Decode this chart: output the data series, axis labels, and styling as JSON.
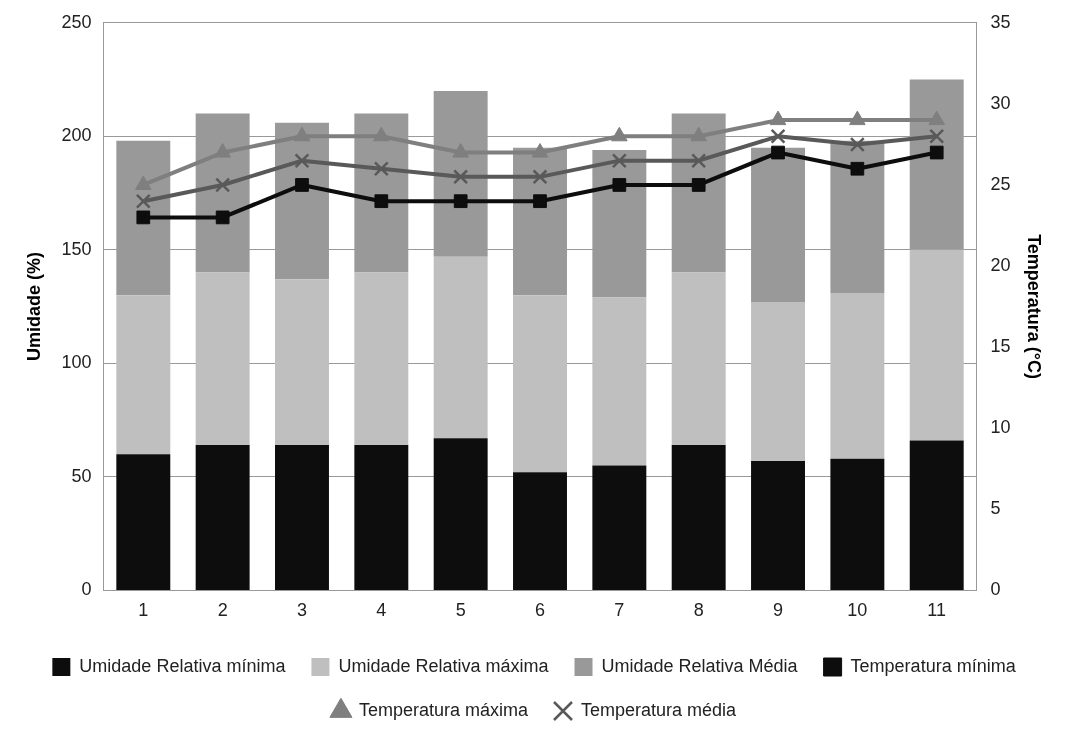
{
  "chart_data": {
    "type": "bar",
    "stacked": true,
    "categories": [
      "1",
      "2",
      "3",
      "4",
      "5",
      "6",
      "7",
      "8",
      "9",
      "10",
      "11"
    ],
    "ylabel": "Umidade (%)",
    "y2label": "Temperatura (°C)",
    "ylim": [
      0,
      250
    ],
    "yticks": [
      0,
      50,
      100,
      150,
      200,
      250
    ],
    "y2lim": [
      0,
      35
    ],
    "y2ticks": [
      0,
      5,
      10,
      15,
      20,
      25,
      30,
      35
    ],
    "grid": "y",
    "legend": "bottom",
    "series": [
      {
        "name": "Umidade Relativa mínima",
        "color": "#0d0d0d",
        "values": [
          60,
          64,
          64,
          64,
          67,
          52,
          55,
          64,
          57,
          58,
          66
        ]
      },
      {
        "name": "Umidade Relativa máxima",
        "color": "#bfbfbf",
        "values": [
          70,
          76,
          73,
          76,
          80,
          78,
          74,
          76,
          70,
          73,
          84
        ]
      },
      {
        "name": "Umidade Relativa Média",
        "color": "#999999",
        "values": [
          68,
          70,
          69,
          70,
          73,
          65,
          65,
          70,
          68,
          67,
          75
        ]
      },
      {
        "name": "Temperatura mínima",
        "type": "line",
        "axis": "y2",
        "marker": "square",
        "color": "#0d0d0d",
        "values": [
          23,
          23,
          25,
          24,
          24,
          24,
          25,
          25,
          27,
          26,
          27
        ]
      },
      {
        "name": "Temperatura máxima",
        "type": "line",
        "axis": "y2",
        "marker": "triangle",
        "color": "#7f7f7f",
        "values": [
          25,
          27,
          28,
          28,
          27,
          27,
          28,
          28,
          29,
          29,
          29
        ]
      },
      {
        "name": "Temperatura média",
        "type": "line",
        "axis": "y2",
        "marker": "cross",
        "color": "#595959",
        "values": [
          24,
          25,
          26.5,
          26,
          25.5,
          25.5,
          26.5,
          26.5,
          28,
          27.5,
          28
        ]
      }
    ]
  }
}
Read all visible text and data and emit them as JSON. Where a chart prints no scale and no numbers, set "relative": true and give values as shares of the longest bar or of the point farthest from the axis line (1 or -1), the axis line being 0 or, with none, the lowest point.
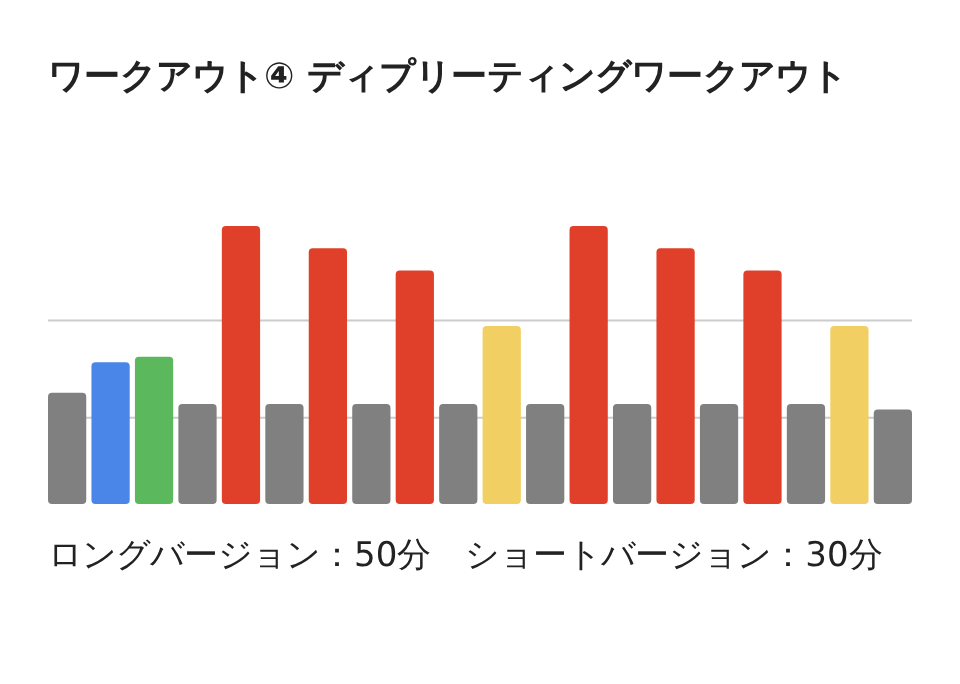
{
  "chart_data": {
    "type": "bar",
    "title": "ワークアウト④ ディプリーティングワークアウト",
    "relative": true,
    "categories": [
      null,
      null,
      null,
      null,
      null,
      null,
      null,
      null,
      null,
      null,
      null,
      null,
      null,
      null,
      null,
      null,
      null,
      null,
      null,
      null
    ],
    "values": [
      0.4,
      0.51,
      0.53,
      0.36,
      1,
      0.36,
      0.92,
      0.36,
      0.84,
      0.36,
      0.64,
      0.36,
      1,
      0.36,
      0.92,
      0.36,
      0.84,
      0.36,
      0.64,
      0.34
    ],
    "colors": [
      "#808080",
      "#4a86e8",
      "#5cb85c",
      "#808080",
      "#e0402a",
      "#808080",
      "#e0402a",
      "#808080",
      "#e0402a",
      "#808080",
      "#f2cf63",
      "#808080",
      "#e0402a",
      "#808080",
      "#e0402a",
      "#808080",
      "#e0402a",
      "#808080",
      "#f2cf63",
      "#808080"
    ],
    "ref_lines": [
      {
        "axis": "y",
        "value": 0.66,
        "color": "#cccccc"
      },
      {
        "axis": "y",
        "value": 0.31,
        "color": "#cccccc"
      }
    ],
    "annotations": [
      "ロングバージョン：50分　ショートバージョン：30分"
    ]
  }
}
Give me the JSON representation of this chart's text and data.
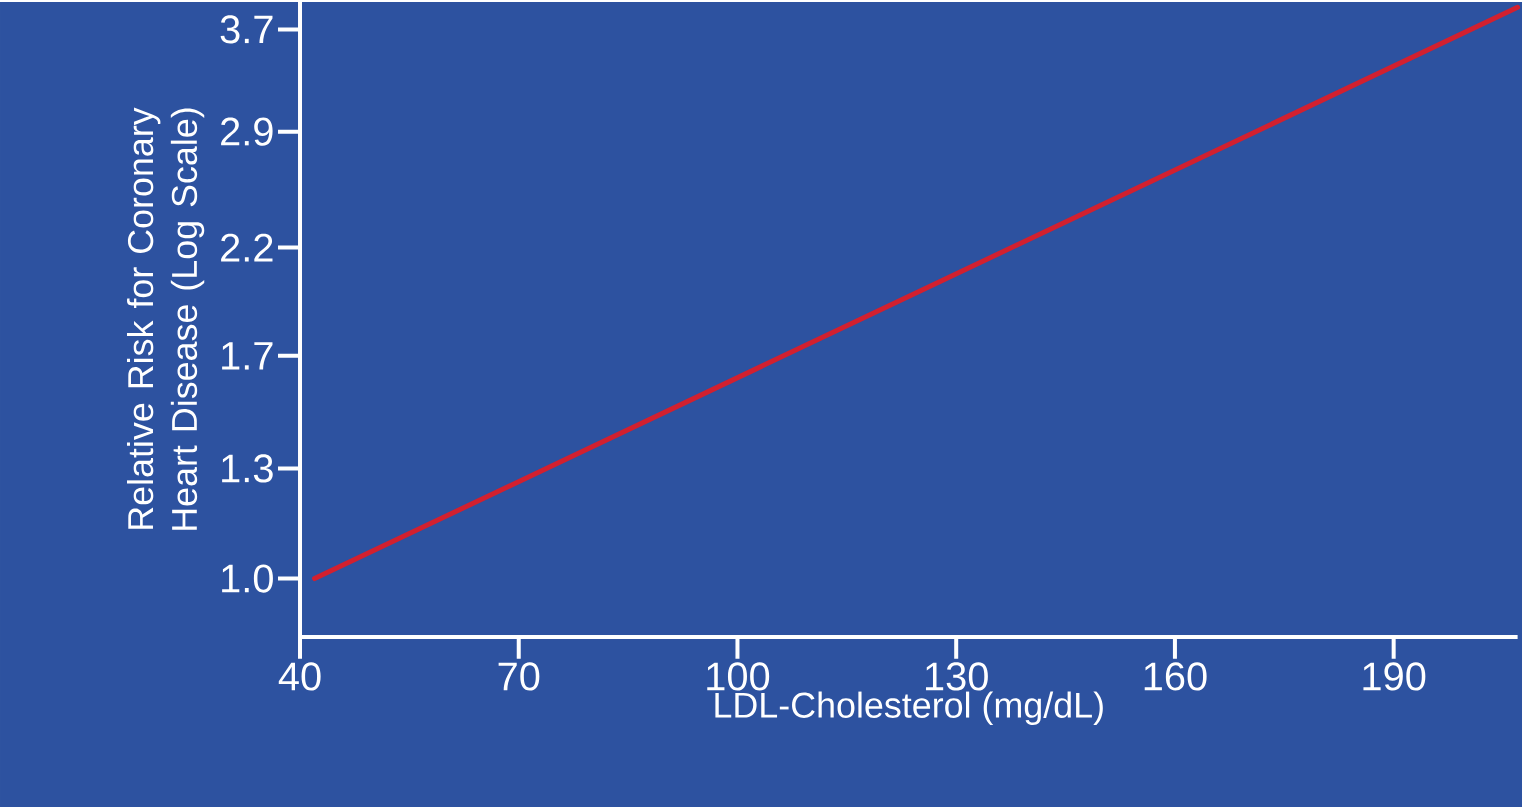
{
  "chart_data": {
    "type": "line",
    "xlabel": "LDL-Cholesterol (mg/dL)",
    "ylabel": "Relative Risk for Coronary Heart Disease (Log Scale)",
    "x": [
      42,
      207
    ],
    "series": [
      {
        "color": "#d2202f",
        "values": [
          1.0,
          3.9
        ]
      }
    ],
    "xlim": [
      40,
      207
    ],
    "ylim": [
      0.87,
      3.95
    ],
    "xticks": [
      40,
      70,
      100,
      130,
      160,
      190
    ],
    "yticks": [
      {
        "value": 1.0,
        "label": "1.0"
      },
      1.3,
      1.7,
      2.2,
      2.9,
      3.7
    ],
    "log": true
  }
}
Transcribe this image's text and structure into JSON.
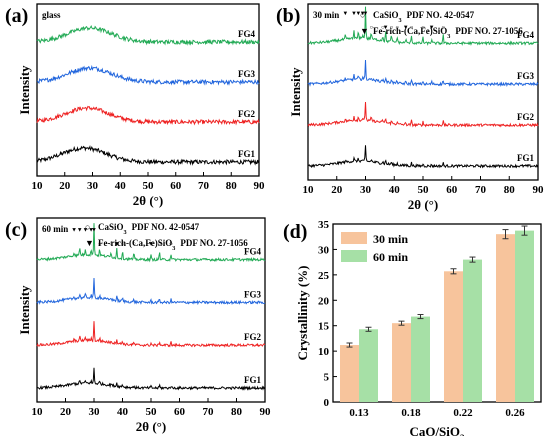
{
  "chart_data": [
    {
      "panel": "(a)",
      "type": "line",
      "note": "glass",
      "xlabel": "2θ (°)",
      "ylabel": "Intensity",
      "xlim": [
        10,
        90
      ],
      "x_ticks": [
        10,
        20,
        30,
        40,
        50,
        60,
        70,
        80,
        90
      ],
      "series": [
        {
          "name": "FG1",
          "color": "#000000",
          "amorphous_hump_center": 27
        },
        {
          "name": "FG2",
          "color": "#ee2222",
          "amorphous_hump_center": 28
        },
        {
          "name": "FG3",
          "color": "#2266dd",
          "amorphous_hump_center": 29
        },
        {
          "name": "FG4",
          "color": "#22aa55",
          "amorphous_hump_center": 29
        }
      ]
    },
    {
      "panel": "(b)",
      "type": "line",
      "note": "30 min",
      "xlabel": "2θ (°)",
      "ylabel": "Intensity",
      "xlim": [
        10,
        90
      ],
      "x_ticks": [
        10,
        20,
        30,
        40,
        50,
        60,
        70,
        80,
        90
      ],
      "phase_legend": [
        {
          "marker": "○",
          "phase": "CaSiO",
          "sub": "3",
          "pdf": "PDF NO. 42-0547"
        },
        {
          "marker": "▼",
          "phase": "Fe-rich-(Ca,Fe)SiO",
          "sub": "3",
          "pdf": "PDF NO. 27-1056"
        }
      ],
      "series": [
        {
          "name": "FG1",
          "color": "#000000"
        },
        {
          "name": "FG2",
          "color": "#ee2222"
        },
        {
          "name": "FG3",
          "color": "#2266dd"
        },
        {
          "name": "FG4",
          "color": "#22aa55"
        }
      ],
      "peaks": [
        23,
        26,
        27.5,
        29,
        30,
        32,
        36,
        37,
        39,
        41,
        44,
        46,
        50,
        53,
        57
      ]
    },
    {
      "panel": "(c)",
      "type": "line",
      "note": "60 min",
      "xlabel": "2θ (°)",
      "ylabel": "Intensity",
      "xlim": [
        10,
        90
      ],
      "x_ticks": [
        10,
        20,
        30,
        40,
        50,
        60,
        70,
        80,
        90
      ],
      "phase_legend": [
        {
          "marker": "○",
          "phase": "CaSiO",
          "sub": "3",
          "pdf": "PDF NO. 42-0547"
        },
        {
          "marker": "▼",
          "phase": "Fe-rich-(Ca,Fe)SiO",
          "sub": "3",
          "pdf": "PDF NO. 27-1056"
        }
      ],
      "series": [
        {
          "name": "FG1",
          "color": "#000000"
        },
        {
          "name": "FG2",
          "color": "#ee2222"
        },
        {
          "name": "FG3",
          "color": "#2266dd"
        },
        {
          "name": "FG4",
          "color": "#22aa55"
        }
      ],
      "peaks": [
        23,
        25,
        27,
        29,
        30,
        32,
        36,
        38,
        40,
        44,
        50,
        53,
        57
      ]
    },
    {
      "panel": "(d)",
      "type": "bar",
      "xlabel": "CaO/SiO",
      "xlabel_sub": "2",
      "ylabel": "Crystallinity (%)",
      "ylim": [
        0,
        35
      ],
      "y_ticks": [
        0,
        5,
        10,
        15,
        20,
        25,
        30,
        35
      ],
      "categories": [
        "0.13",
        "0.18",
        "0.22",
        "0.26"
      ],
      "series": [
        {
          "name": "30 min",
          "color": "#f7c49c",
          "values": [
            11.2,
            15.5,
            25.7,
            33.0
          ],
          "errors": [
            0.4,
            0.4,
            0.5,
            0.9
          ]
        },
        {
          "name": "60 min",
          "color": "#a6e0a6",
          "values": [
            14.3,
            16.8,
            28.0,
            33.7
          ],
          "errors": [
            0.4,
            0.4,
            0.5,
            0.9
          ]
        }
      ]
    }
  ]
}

** Short exercise **
A single figure is required: the number of lines above in which the word "JSON" occurs.

** Result of this task **
4